§ Required task: Quote the data below in full, please, without altering anything.

[Items from a data source]
»»

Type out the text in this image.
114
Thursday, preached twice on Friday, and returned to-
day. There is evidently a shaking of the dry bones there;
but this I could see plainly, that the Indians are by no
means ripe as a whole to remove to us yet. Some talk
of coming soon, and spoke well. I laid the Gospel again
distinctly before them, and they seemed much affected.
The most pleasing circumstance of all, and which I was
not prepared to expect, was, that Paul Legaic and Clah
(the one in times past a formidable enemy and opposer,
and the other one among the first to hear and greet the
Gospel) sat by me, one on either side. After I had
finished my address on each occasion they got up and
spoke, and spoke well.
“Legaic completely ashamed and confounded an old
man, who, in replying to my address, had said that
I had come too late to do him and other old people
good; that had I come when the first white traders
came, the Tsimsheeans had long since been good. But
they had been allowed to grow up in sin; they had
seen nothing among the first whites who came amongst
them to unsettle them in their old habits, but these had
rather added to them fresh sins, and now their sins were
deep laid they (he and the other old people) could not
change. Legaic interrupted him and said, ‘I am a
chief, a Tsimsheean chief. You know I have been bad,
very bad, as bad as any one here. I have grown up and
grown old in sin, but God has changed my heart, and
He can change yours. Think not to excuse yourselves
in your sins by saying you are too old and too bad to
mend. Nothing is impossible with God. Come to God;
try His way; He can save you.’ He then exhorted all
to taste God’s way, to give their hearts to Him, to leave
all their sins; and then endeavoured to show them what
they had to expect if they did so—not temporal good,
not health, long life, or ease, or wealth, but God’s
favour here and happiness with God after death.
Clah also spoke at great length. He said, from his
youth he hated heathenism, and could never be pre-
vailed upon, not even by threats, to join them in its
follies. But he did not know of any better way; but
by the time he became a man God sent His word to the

««

§ Solution:
Type out the text in this image.
114
Thursday, preached twice on Friday, and returned to-
day. There is evidently a shaking of the dry bones there;
but this I could see plainly, that the Indians are by no
means ripe as a whole to remove to us yet. Some talk
of coming soon, and spoke well. I laid the Gospel again
distinctly before them, and they seemed much affected.
The most pleasing circumstance of all, and which I was
not prepared to expect, was, that Paul Legaic and Clah
(the one in times past a formidable enemy and opposer,
and the other one among the first to hear and greet the
Gospel) sat by me, one on either side. After I had
finished my address on each occasion they got up and
spoke, and spoke well.
“Legaic completely ashamed and confounded an old
man, who, in replying to my address, had said that
I had come too late to do him and other old people
good; that had I come when the first white traders
came, the Tsimsheeans had long since been good. But
they had been allowed to grow up in sin; they had
seen nothing among the first whites who came amongst
them to unsettle them in their old habits, but these had
rather added to them fresh sins, and now their sins were
deep laid they (he and the other old people) could not
change. Legaic interrupted him and said, ‘I am a
chief, a Tsimsheean chief. You know I have been bad,
very bad, as bad as any one here. I have grown up and
grown old in sin, but God has changed my heart, and
He can change yours. Think not to excuse yourselves
in your sins by saying you are too old and too bad to
mend. Nothing is impossible with God. Come to God;
try His way; He can save you.’ He then exhorted all
to taste God’s way, to give their hearts to Him, to leave
all their sins; and then endeavoured to show them what
they had to expect if they did so—not temporal good,
not health, long life, or ease, or wealth, but God’s
favour here and happiness with God after death.
Clah also spoke at great length. He said, from his
youth he hated heathenism, and could never be pre-
vailed upon, not even by threats, to join them in its
follies. But he did not know of any better way; but
by the time he became a man God sent His word to the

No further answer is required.